*What the task requires:* In the records below, find every line with the word "JSON" and copy it.

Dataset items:
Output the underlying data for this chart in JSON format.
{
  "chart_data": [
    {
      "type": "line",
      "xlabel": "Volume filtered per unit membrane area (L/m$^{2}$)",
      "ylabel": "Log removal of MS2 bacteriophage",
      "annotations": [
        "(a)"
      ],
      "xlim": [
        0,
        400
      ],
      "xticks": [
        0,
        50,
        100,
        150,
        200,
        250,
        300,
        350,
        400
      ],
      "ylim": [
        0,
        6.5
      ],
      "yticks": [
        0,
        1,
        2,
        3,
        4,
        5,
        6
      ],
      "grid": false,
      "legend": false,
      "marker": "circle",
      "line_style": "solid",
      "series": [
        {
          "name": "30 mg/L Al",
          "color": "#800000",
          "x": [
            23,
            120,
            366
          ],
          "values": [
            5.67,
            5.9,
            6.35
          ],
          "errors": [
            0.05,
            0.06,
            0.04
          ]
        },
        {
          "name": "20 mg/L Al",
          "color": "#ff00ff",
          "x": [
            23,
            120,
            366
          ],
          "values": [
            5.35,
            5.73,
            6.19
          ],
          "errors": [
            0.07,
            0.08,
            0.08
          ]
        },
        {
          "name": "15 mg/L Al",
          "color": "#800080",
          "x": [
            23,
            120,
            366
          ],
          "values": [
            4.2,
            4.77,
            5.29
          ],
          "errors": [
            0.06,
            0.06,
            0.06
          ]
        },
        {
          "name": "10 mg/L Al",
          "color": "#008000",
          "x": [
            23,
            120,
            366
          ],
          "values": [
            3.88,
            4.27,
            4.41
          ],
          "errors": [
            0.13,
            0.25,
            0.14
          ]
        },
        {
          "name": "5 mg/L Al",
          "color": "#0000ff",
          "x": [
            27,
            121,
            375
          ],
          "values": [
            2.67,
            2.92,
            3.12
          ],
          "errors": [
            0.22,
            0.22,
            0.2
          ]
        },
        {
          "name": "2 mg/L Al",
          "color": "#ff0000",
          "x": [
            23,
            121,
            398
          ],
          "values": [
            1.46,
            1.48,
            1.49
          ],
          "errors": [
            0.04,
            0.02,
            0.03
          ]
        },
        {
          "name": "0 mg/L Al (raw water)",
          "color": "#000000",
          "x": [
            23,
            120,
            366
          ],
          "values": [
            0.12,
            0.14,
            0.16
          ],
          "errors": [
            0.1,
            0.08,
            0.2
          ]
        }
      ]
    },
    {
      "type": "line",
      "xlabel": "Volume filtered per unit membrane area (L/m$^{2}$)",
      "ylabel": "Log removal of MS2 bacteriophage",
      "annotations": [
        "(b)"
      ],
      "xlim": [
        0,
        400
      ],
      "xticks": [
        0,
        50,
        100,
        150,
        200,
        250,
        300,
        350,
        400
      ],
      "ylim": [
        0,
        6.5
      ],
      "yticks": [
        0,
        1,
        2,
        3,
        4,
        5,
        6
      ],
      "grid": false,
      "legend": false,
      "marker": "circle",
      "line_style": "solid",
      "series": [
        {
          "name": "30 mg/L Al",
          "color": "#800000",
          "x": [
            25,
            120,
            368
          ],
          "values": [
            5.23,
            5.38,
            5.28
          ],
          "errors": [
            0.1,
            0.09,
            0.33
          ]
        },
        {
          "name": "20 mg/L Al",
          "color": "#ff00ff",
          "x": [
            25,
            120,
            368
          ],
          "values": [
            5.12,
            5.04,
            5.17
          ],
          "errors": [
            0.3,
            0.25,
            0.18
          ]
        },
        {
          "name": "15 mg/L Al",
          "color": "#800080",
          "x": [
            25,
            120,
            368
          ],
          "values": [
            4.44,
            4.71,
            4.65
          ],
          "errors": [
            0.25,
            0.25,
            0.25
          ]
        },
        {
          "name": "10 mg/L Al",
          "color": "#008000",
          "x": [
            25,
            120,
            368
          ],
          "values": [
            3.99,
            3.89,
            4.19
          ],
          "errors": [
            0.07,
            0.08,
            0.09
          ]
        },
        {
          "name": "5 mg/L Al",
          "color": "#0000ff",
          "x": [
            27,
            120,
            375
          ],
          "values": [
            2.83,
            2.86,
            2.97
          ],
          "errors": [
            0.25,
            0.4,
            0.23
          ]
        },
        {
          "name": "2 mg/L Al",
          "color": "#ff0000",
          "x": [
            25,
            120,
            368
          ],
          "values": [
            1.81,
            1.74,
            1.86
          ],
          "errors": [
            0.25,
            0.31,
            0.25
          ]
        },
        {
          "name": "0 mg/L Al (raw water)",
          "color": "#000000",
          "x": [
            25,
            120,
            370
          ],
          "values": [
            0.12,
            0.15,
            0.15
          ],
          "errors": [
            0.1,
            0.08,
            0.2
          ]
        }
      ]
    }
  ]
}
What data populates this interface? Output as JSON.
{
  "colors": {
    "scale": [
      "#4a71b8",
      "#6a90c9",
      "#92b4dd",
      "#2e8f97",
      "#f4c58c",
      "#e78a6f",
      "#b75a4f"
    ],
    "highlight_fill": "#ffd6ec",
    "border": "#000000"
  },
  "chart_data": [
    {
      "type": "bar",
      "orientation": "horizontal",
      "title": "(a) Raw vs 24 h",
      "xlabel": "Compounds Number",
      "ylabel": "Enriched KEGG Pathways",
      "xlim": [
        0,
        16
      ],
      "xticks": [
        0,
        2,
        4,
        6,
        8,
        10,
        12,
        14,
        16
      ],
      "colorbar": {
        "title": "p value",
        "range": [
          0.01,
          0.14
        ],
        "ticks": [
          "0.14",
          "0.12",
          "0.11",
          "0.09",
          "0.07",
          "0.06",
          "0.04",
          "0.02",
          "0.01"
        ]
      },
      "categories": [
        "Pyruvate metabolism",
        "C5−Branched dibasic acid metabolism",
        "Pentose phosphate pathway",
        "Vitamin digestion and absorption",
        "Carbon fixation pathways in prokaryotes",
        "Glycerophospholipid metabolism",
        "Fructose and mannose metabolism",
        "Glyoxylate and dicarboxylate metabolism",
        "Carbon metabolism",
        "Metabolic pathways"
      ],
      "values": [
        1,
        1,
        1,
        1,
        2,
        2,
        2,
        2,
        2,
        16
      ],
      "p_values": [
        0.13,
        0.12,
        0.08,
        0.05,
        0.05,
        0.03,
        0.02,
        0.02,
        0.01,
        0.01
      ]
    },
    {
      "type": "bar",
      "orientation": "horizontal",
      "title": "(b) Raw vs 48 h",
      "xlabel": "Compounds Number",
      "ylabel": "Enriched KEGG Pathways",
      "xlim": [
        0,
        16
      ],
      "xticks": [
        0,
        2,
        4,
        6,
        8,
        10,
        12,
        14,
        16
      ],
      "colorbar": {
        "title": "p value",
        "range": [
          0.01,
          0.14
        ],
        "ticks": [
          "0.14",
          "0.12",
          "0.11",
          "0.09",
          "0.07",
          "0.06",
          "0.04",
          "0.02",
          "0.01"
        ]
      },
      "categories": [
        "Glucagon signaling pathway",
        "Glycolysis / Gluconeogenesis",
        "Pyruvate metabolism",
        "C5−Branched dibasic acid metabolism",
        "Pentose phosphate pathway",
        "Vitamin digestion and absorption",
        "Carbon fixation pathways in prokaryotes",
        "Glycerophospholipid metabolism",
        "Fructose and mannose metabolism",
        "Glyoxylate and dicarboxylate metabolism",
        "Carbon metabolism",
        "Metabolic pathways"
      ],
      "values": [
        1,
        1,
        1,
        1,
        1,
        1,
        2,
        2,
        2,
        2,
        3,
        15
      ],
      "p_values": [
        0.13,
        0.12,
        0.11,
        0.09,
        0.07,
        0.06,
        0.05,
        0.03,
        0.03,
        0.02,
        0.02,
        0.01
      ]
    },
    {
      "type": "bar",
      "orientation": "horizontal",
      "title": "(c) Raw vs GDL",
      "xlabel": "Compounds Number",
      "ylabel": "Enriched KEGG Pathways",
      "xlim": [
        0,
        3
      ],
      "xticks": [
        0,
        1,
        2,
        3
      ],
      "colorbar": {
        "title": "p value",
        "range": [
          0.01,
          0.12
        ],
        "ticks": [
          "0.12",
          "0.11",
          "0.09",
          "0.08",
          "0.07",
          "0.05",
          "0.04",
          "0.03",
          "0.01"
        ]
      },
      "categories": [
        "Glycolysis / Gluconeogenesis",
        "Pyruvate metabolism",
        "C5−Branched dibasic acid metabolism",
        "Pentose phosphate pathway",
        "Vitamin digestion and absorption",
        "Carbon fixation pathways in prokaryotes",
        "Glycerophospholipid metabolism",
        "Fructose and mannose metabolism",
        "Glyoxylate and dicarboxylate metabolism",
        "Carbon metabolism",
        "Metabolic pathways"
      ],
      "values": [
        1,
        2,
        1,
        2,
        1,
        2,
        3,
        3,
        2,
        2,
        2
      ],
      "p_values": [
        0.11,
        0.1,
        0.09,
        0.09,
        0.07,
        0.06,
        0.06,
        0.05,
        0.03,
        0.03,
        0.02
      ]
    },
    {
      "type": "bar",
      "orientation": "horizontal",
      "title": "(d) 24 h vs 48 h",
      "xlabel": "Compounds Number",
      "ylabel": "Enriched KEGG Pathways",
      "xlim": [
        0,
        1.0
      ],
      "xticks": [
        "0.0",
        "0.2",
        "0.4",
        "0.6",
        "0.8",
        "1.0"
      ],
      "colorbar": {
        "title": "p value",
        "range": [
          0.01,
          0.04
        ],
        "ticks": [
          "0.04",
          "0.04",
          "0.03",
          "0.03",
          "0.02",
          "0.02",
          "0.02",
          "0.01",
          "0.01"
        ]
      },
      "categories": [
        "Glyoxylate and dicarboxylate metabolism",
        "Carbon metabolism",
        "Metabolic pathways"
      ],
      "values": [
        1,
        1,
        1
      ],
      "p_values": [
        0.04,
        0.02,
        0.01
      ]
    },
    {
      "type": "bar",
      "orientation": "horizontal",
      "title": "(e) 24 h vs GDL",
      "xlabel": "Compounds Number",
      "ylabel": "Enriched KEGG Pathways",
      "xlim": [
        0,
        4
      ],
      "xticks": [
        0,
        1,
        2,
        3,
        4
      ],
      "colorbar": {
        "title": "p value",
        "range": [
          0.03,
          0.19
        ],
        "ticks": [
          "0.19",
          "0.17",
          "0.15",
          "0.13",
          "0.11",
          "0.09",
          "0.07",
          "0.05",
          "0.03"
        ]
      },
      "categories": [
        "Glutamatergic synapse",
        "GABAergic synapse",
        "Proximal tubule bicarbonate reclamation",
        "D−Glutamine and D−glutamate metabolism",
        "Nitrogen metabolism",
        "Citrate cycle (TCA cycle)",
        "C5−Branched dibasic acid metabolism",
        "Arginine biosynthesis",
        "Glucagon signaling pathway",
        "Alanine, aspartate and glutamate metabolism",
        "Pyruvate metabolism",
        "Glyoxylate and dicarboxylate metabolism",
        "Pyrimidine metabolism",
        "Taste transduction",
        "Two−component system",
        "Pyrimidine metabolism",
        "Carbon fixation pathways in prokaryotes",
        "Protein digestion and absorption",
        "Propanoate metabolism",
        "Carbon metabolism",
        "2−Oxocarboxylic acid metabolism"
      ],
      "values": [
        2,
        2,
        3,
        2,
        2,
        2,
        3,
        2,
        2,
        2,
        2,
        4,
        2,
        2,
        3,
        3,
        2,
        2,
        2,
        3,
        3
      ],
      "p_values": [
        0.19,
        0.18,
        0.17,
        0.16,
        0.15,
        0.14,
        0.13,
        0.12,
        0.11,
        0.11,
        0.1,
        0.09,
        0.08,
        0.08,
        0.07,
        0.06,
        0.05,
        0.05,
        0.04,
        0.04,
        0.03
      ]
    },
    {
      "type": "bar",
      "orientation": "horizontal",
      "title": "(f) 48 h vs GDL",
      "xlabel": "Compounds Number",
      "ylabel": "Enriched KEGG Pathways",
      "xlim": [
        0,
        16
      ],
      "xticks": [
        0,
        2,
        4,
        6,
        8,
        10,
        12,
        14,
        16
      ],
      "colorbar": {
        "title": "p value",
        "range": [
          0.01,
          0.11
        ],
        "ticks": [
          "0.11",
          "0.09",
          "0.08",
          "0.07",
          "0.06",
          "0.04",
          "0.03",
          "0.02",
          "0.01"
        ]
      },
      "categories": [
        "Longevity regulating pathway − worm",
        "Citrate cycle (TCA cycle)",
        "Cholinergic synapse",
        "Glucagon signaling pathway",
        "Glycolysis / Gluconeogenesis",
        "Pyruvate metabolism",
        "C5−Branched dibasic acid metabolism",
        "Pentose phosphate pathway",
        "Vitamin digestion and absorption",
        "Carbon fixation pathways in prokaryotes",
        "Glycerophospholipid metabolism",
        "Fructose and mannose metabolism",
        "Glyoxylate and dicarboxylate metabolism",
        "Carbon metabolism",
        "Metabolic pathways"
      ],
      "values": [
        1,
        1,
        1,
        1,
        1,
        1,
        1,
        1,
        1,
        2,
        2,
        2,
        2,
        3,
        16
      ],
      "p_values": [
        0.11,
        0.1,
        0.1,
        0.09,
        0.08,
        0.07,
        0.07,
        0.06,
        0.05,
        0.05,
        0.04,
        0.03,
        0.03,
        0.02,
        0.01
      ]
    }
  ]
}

*Finished task:*
Output the underlying data for this chart in JSON format.
What data populates this interface? Output as JSON.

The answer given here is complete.